◆ Task instructions ◆
Every record that follows should be printed verbatim.

-------- Exercise materials --------

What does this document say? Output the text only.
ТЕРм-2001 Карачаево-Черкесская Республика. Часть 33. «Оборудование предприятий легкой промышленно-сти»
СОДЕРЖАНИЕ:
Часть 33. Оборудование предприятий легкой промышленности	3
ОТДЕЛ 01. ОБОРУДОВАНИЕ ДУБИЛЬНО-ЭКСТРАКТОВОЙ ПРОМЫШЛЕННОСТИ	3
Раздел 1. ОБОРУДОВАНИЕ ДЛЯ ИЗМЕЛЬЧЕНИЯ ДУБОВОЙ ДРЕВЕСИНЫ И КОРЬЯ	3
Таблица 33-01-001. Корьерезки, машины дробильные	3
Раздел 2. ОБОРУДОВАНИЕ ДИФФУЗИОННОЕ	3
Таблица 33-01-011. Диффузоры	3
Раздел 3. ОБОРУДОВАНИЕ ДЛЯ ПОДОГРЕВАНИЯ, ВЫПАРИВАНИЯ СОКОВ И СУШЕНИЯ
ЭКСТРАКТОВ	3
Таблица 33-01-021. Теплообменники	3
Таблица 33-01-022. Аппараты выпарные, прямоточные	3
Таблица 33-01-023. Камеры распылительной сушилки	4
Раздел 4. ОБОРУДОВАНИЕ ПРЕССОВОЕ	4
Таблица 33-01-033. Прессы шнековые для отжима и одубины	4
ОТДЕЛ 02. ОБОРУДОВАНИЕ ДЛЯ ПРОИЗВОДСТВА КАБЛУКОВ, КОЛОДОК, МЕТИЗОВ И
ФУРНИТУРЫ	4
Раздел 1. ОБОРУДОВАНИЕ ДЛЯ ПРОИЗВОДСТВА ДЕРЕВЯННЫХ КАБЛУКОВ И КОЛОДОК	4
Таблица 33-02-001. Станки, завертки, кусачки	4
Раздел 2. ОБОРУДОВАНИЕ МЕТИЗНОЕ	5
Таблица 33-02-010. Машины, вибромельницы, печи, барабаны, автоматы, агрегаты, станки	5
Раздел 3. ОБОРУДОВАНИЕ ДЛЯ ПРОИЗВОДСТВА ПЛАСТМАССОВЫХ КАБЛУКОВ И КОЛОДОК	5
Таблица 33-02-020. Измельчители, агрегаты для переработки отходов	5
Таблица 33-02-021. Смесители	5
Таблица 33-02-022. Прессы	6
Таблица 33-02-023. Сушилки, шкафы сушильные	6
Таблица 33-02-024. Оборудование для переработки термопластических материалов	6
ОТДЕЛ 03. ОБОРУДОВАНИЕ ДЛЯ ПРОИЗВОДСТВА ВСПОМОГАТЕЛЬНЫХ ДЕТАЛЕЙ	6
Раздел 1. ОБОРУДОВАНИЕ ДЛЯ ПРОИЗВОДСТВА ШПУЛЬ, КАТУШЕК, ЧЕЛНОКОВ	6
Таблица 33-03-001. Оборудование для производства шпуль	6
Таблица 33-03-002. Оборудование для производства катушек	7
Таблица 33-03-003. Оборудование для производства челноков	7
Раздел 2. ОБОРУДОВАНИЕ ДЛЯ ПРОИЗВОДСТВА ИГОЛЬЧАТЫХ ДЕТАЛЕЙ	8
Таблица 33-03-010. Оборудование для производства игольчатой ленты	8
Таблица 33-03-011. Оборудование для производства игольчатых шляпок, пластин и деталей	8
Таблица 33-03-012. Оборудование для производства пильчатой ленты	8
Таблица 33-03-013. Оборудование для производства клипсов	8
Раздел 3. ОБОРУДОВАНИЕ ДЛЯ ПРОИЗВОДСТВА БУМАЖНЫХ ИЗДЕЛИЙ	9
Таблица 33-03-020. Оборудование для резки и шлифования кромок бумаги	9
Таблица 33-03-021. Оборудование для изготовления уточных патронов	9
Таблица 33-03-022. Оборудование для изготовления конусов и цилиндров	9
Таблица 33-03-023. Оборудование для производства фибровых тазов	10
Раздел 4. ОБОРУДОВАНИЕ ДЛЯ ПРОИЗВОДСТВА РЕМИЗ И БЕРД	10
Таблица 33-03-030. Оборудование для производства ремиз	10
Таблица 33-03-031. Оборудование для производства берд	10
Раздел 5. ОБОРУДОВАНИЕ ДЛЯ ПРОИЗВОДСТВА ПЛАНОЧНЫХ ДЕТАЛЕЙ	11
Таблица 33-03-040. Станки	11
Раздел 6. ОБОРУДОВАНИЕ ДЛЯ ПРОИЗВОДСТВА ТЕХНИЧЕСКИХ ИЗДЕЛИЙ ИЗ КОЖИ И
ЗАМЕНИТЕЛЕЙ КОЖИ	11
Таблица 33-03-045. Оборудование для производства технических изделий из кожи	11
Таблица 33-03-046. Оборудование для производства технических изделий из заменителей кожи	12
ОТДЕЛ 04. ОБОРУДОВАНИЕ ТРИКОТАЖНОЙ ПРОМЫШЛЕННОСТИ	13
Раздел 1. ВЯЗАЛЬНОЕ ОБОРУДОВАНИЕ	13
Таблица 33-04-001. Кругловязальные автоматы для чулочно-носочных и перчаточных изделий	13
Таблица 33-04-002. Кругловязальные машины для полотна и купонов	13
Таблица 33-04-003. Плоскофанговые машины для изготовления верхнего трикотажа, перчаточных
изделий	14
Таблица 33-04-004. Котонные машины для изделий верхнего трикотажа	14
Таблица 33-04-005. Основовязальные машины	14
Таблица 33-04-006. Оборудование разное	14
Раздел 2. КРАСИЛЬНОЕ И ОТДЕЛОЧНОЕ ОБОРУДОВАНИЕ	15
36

--------

◆ Written response ◆
What does this document say? Output the text only.
ТЕРм-2001 Карачаево-Черкесская Республика. Часть 33. «Оборудование предприятий легкой промышленно-сти»
СОДЕРЖАНИЕ:
Часть 33. Оборудование предприятий легкой промышленности	3
ОТДЕЛ 01. ОБОРУДОВАНИЕ ДУБИЛЬНО-ЭКСТРАКТОВОЙ ПРОМЫШЛЕННОСТИ	3
Раздел 1. ОБОРУДОВАНИЕ ДЛЯ ИЗМЕЛЬЧЕНИЯ ДУБОВОЙ ДРЕВЕСИНЫ И КОРЬЯ	3
Таблица 33-01-001. Корьерезки, машины дробильные	3
Раздел 2. ОБОРУДОВАНИЕ ДИФФУЗИОННОЕ	3
Таблица 33-01-011. Диффузоры	3
Раздел 3. ОБОРУДОВАНИЕ ДЛЯ ПОДОГРЕВАНИЯ, ВЫПАРИВАНИЯ СОКОВ И СУШЕНИЯ
ЭКСТРАКТОВ	3
Таблица 33-01-021. Теплообменники	3
Таблица 33-01-022. Аппараты выпарные, прямоточные	3
Таблица 33-01-023. Камеры распылительной сушилки	4
Раздел 4. ОБОРУДОВАНИЕ ПРЕССОВОЕ	4
Таблица 33-01-033. Прессы шнековые для отжима и одубины	4
ОТДЕЛ 02. ОБОРУДОВАНИЕ ДЛЯ ПРОИЗВОДСТВА КАБЛУКОВ, КОЛОДОК, МЕТИЗОВ И
ФУРНИТУРЫ	4
Раздел 1. ОБОРУДОВАНИЕ ДЛЯ ПРОИЗВОДСТВА ДЕРЕВЯННЫХ КАБЛУКОВ И КОЛОДОК	4
Таблица 33-02-001. Станки, завертки, кусачки	4
Раздел 2. ОБОРУДОВАНИЕ МЕТИЗНОЕ	5
Таблица 33-02-010. Машины, вибромельницы, печи, барабаны, автоматы, агрегаты, станки	5
Раздел 3. ОБОРУДОВАНИЕ ДЛЯ ПРОИЗВОДСТВА ПЛАСТМАССОВЫХ КАБЛУКОВ И КОЛОДОК	5
Таблица 33-02-020. Измельчители, агрегаты для переработки отходов	5
Таблица 33-02-021. Смесители	5
Таблица 33-02-022. Прессы	6
Таблица 33-02-023. Сушилки, шкафы сушильные	6
Таблица 33-02-024. Оборудование для переработки термопластических материалов	6
ОТДЕЛ 03. ОБОРУДОВАНИЕ ДЛЯ ПРОИЗВОДСТВА ВСПОМОГАТЕЛЬНЫХ ДЕТАЛЕЙ	6
Раздел 1. ОБОРУДОВАНИЕ ДЛЯ ПРОИЗВОДСТВА ШПУЛЬ, КАТУШЕК, ЧЕЛНОКОВ	6
Таблица 33-03-001. Оборудование для производства шпуль	6
Таблица 33-03-002. Оборудование для производства катушек	7
Таблица 33-03-003. Оборудование для производства челноков	7
Раздел 2. ОБОРУДОВАНИЕ ДЛЯ ПРОИЗВОДСТВА ИГОЛЬЧАТЫХ ДЕТАЛЕЙ	8
Таблица 33-03-010. Оборудование для производства игольчатой ленты	8
Таблица 33-03-011. Оборудование для производства игольчатых шляпок, пластин и деталей	8
Таблица 33-03-012. Оборудование для производства пильчатой ленты	8
Таблица 33-03-013. Оборудование для производства клипсов	8
Раздел 3. ОБОРУДОВАНИЕ ДЛЯ ПРОИЗВОДСТВА БУМАЖНЫХ ИЗДЕЛИЙ	9
Таблица 33-03-020. Оборудование для резки и шлифования кромок бумаги	9
Таблица 33-03-021. Оборудование для изготовления уточных патронов	9
Таблица 33-03-022. Оборудование для изготовления конусов и цилиндров	9
Таблица 33-03-023. Оборудование для производства фибровых тазов	10
Раздел 4. ОБОРУДОВАНИЕ ДЛЯ ПРОИЗВОДСТВА РЕМИЗ И БЕРД	10
Таблица 33-03-030. Оборудование для производства ремиз	10
Таблица 33-03-031. Оборудование для производства берд	10
Раздел 5. ОБОРУДОВАНИЕ ДЛЯ ПРОИЗВОДСТВА ПЛАНОЧНЫХ ДЕТАЛЕЙ	11
Таблица 33-03-040. Станки	11
Раздел 6. ОБОРУДОВАНИЕ ДЛЯ ПРОИЗВОДСТВА ТЕХНИЧЕСКИХ ИЗДЕЛИЙ ИЗ КОЖИ И
ЗАМЕНИТЕЛЕЙ КОЖИ	11
Таблица 33-03-045. Оборудование для производства технических изделий из кожи	11
Таблица 33-03-046. Оборудование для производства технических изделий из заменителей кожи	12
ОТДЕЛ 04. ОБОРУДОВАНИЕ ТРИКОТАЖНОЙ ПРОМЫШЛЕННОСТИ	13
Раздел 1. ВЯЗАЛЬНОЕ ОБОРУДОВАНИЕ	13
Таблица 33-04-001. Кругловязальные автоматы для чулочно-носочных и перчаточных изделий	13
Таблица 33-04-002. Кругловязальные машины для полотна и купонов	13
Таблица 33-04-003. Плоскофанговые машины для изготовления верхнего трикотажа, перчаточных
изделий	14
Таблица 33-04-004. Котонные машины для изделий верхнего трикотажа	14
Таблица 33-04-005. Основовязальные машины	14
Таблица 33-04-006. Оборудование разное	14
Раздел 2. КРАСИЛЬНОЕ И ОТДЕЛОЧНОЕ ОБОРУДОВАНИЕ	15
36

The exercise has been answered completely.